(Data entries)
******************************

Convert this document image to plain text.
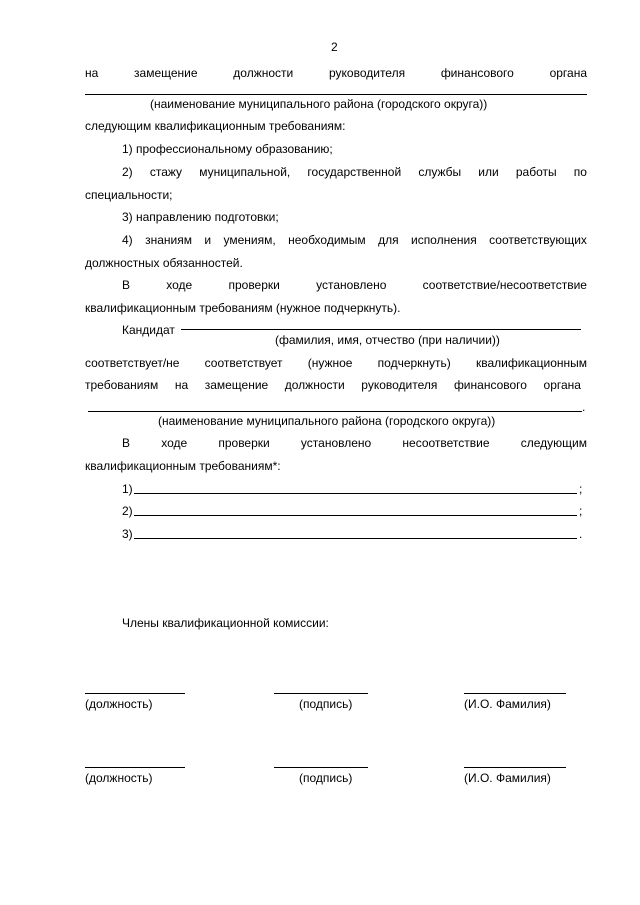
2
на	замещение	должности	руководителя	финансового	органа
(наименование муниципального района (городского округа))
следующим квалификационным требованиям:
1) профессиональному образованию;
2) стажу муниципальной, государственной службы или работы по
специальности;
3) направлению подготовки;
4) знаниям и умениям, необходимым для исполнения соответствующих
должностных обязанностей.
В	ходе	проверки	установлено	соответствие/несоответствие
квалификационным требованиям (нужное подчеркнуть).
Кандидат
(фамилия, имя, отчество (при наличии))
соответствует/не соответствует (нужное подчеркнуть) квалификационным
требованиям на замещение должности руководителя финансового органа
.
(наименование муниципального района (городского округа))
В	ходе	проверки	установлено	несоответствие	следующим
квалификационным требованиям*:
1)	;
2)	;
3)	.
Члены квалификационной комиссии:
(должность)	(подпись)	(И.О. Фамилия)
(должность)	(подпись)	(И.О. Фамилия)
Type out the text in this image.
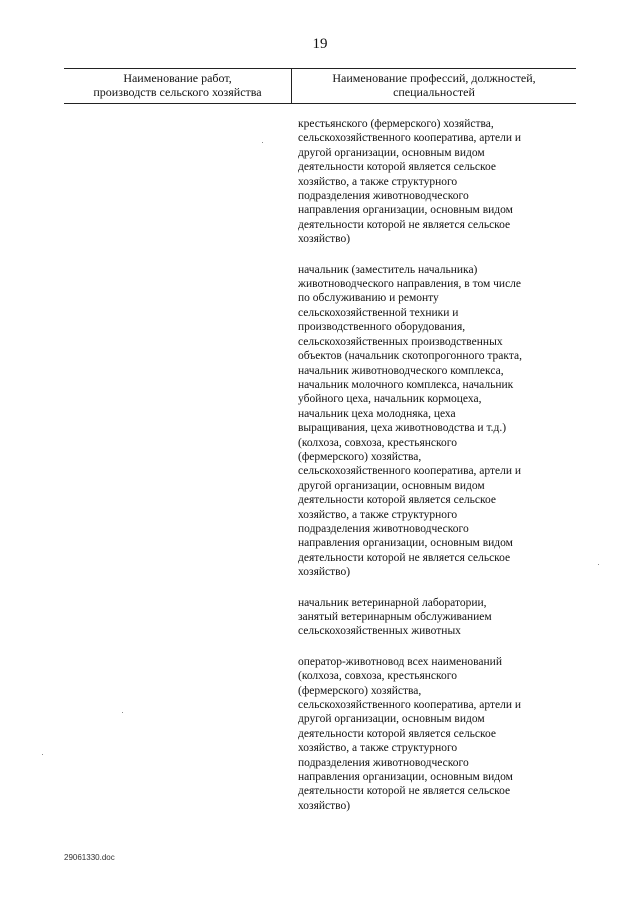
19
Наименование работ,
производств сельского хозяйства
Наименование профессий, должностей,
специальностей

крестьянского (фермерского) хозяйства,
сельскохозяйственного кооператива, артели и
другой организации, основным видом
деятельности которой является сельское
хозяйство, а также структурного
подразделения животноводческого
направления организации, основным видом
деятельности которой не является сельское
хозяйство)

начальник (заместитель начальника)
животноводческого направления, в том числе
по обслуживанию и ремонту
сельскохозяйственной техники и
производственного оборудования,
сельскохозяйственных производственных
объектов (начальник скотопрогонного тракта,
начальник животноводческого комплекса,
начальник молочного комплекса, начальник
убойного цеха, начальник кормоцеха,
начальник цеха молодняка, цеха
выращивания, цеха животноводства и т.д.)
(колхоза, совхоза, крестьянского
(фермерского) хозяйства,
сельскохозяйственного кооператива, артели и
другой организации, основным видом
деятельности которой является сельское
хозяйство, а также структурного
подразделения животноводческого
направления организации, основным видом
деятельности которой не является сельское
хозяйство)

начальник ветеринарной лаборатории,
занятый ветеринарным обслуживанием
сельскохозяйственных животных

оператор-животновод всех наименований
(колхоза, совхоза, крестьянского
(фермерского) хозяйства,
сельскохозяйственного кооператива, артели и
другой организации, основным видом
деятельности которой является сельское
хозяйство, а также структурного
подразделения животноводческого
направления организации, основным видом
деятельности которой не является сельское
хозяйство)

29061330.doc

******************************

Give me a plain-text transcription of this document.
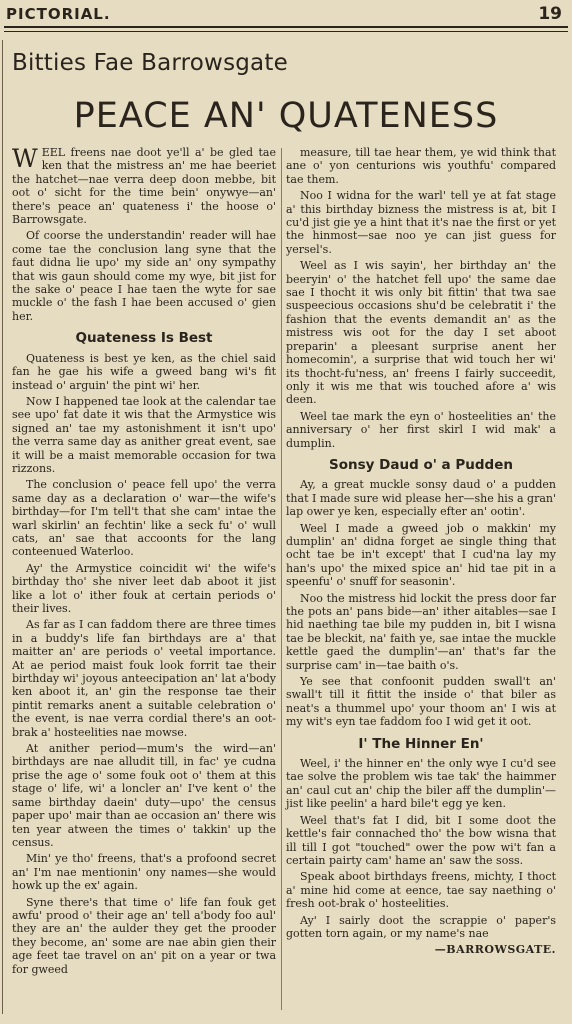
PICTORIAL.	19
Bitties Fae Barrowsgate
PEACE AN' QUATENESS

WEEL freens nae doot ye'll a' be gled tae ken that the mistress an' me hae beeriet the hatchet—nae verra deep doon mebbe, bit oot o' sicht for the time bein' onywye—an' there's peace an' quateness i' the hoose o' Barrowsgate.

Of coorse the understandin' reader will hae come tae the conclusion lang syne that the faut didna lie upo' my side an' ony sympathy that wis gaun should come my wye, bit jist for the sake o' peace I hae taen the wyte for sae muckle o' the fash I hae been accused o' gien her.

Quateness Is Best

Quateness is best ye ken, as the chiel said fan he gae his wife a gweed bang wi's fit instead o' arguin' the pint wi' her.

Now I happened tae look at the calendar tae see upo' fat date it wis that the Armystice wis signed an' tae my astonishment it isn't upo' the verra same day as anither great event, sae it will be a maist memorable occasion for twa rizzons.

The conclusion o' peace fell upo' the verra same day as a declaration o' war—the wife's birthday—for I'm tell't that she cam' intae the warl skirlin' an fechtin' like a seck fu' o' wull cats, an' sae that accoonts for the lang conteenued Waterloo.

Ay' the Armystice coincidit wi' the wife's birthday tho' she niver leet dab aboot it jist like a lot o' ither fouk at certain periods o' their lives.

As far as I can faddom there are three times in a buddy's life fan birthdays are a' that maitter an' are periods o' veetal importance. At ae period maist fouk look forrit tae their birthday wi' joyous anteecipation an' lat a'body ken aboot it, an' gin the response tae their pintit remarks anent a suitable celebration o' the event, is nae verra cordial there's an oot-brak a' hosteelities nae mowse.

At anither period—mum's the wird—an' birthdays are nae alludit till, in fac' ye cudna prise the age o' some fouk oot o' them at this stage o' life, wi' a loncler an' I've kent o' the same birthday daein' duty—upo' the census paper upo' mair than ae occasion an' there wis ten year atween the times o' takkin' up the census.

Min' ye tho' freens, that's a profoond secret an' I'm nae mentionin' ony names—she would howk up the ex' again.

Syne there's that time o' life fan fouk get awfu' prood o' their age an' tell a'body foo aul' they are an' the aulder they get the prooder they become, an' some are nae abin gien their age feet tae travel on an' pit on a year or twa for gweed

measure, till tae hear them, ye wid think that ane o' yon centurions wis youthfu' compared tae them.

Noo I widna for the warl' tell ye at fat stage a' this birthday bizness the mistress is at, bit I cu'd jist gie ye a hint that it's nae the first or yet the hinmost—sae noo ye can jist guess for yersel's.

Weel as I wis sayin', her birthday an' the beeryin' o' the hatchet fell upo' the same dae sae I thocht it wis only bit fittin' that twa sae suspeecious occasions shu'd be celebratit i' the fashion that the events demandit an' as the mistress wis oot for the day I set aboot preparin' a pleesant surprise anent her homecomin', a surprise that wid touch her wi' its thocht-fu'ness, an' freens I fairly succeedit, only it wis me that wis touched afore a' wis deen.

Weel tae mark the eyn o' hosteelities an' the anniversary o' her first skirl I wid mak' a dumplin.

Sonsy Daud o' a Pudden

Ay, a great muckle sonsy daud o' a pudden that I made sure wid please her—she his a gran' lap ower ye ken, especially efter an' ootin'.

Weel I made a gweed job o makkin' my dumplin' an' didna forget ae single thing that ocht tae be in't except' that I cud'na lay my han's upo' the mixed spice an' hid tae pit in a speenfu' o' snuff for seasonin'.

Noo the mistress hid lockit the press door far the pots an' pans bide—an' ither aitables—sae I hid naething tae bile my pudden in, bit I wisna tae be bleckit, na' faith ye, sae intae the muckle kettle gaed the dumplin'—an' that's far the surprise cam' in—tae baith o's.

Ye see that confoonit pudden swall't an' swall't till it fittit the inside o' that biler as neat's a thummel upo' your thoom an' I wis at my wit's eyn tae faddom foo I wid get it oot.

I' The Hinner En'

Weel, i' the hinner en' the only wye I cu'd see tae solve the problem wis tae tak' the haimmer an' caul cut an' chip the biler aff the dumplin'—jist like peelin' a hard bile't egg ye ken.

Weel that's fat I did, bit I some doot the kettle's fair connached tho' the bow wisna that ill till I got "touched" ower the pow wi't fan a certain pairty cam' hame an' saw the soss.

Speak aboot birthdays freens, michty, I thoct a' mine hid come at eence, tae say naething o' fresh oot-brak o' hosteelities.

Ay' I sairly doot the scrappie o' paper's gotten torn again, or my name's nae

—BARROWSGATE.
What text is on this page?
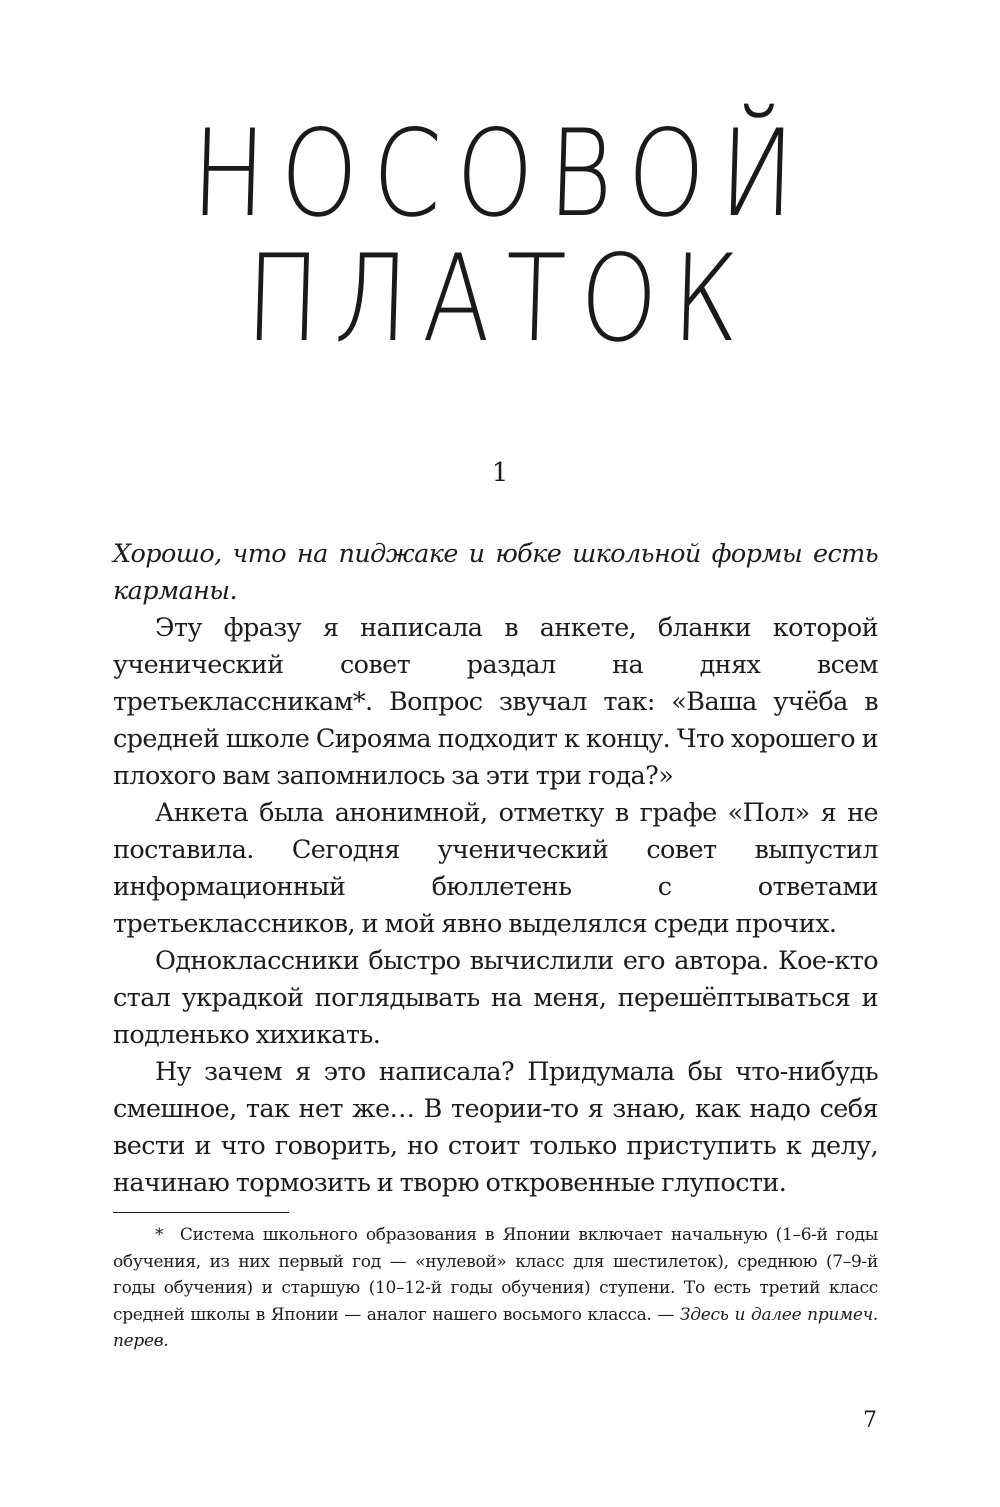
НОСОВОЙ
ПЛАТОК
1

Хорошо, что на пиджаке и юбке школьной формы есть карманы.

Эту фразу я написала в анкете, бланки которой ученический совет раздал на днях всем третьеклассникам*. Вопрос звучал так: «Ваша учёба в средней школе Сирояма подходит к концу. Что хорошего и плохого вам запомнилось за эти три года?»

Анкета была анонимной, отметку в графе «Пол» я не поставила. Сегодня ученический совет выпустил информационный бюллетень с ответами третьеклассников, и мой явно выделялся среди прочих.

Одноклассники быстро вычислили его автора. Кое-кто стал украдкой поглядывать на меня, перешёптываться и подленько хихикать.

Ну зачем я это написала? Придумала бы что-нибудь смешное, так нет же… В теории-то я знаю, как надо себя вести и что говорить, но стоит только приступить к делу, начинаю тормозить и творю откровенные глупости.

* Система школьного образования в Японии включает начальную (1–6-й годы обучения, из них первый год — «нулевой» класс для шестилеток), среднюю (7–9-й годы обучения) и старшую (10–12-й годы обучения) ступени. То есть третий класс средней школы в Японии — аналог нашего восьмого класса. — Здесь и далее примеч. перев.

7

******************************

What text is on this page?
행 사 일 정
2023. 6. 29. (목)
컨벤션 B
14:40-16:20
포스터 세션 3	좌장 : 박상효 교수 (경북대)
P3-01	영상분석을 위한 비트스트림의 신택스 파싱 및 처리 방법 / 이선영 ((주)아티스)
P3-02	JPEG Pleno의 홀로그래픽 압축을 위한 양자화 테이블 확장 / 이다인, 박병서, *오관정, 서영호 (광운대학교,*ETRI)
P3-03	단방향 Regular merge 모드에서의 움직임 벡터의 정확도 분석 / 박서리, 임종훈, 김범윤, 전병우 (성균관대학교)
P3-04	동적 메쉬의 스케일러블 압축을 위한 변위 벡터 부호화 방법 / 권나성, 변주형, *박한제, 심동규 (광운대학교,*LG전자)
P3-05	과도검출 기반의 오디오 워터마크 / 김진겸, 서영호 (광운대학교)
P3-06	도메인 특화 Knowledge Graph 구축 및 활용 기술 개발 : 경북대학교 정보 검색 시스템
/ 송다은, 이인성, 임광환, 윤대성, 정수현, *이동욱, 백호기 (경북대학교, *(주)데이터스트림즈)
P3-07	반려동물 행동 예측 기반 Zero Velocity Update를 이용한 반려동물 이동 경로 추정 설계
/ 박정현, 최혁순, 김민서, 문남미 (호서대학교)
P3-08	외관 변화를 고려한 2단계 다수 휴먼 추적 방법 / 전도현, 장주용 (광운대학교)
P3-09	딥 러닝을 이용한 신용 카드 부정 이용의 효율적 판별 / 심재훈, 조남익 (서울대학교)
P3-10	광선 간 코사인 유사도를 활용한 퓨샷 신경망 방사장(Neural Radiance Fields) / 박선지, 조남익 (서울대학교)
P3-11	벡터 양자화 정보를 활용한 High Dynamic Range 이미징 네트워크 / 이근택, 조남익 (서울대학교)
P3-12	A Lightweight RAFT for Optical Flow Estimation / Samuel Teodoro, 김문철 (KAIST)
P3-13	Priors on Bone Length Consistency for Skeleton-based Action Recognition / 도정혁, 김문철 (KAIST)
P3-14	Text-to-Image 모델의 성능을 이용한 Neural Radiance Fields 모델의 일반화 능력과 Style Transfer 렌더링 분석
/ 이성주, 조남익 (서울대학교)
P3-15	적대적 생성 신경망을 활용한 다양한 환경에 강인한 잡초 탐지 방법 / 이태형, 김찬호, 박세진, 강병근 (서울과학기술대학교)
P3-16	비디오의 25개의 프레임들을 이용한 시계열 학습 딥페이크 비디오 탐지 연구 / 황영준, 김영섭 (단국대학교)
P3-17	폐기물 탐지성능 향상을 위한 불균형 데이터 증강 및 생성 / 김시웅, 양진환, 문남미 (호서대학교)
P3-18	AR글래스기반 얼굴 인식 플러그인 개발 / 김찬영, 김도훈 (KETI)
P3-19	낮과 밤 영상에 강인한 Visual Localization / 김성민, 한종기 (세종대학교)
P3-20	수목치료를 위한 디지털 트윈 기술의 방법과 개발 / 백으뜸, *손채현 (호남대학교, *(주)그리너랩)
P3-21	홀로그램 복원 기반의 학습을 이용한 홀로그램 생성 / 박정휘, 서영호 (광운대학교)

******************************

Short task: Count every line in the data where the string "проверки" occurs. Give nothing except the number.

Exercise answer: 2